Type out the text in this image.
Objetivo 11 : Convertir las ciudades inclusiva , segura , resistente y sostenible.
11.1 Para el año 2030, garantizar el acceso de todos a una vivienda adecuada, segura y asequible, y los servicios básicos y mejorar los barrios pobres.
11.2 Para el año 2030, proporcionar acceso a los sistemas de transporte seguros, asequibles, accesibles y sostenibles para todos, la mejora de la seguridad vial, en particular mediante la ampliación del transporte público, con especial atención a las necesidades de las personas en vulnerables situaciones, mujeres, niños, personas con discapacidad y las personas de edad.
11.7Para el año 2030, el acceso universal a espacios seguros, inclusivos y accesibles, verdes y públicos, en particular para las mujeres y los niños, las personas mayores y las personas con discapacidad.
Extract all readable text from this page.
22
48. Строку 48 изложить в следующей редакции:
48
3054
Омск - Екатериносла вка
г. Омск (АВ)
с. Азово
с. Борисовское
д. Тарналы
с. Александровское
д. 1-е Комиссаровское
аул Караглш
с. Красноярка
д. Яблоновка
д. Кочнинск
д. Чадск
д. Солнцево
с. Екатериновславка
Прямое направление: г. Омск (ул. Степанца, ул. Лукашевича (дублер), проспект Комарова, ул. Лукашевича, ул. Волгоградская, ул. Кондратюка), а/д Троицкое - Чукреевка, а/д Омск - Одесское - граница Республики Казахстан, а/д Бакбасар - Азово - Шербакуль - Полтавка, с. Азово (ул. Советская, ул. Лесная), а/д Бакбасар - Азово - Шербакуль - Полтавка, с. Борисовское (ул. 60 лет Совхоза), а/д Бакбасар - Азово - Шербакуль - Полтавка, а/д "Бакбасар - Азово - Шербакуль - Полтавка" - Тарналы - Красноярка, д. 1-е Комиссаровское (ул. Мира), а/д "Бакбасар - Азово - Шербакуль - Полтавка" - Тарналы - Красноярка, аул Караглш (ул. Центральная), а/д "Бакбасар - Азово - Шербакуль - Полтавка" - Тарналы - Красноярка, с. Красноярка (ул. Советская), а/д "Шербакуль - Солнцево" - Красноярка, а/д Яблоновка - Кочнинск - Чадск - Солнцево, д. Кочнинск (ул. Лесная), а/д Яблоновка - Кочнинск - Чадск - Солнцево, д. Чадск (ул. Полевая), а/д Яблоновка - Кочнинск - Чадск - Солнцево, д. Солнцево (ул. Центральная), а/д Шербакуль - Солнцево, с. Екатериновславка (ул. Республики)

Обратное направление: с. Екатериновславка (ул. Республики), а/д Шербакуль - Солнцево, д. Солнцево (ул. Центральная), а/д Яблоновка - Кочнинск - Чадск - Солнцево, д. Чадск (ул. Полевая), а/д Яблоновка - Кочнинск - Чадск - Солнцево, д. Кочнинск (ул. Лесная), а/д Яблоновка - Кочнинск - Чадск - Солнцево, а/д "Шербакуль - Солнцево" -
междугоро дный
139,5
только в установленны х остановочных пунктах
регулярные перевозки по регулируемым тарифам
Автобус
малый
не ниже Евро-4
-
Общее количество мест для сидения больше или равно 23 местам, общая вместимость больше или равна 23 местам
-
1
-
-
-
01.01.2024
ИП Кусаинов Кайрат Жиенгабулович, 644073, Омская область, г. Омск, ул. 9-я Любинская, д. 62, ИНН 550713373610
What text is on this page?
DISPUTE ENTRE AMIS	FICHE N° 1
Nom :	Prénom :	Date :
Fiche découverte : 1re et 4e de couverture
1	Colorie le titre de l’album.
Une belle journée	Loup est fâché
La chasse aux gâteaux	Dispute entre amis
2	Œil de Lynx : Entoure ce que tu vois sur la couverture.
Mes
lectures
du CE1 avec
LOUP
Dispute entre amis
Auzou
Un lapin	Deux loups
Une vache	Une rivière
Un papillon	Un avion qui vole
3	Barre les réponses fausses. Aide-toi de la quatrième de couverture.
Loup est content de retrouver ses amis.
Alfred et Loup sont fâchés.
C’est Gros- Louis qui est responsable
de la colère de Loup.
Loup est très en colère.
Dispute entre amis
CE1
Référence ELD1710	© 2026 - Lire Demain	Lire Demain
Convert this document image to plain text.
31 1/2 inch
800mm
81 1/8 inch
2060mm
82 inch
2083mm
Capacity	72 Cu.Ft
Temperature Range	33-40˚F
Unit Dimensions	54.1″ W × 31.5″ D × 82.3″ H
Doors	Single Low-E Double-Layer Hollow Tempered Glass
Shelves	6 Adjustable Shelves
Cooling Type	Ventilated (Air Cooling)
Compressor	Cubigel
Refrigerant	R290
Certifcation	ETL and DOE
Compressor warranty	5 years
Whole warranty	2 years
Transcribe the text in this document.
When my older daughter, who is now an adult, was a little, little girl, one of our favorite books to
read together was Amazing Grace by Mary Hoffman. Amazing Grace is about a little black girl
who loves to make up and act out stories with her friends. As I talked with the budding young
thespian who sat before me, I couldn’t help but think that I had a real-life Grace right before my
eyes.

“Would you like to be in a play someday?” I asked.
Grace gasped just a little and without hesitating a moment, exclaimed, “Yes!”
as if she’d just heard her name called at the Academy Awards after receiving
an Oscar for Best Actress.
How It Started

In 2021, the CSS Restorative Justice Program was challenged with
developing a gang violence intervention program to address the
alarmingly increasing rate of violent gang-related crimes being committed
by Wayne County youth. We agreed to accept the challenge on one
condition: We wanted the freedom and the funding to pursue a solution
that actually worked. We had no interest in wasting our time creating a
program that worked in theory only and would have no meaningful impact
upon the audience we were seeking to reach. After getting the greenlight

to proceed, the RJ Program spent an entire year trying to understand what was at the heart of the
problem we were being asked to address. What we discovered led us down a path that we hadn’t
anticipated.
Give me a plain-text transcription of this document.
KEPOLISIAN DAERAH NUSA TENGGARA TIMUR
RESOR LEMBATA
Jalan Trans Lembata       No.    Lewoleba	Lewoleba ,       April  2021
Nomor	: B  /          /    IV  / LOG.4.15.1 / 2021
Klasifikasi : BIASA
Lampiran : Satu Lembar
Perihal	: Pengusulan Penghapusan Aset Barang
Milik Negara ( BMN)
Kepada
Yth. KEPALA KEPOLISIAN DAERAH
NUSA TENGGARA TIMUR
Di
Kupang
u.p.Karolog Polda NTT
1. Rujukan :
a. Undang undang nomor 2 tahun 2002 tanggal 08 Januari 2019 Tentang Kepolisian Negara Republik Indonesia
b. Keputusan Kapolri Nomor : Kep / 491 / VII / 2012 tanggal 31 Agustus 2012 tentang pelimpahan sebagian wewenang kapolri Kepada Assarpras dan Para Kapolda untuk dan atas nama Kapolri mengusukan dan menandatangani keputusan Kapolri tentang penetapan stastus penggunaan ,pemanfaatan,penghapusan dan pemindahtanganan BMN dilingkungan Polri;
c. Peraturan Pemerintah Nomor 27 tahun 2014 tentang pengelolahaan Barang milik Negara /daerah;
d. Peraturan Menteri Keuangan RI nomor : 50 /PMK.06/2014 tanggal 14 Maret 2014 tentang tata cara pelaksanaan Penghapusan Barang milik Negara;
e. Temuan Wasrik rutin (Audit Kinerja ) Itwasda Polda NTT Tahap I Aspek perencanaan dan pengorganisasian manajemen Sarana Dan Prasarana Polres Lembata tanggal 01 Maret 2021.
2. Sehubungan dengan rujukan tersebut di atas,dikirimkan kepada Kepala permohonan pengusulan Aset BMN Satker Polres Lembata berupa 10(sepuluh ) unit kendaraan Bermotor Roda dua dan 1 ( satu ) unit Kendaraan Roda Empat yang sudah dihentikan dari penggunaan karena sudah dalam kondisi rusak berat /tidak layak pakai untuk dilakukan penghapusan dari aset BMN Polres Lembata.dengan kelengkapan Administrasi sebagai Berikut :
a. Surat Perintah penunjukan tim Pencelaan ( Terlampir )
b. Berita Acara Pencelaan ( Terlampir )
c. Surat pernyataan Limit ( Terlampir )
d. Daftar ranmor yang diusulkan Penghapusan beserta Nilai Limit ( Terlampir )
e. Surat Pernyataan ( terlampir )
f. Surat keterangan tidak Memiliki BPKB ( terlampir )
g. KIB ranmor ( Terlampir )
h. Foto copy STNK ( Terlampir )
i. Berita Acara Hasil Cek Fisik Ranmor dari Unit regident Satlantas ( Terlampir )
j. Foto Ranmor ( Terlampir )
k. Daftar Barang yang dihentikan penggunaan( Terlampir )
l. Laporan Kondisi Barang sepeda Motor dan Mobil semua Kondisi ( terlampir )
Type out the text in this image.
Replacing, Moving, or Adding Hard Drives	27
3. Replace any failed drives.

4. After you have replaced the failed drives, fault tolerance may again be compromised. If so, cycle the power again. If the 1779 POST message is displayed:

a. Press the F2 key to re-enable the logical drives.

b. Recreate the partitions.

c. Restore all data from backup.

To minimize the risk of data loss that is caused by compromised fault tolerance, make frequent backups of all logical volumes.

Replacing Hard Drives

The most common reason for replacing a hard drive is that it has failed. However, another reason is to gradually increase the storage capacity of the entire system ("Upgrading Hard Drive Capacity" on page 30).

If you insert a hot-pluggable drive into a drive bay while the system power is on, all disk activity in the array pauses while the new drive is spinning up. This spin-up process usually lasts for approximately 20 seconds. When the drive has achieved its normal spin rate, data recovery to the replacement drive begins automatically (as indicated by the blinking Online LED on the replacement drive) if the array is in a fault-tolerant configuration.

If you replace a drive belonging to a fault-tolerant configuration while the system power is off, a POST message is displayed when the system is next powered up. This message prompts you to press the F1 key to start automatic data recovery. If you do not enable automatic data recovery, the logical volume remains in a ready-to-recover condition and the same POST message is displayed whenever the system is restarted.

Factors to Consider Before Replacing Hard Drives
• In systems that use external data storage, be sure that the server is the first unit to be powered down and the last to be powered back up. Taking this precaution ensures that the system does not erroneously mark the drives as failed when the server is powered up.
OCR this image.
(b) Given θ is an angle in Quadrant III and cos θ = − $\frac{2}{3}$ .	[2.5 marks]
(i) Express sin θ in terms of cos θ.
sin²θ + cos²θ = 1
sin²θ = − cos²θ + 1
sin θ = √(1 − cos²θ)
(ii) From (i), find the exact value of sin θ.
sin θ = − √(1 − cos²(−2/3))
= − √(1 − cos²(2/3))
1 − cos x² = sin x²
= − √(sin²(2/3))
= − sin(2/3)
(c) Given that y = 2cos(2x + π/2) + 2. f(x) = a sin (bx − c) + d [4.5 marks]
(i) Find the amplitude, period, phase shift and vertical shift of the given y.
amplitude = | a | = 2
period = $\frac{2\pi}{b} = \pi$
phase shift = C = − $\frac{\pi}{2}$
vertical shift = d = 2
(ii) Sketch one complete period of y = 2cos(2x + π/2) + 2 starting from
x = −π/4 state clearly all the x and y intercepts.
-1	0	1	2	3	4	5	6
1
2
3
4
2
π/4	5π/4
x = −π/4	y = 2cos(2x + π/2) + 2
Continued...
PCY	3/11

*THE PROBLEM*: Say how many lines contain "little", and give nothing but that number.

*CORRECT OUTPUT*: 3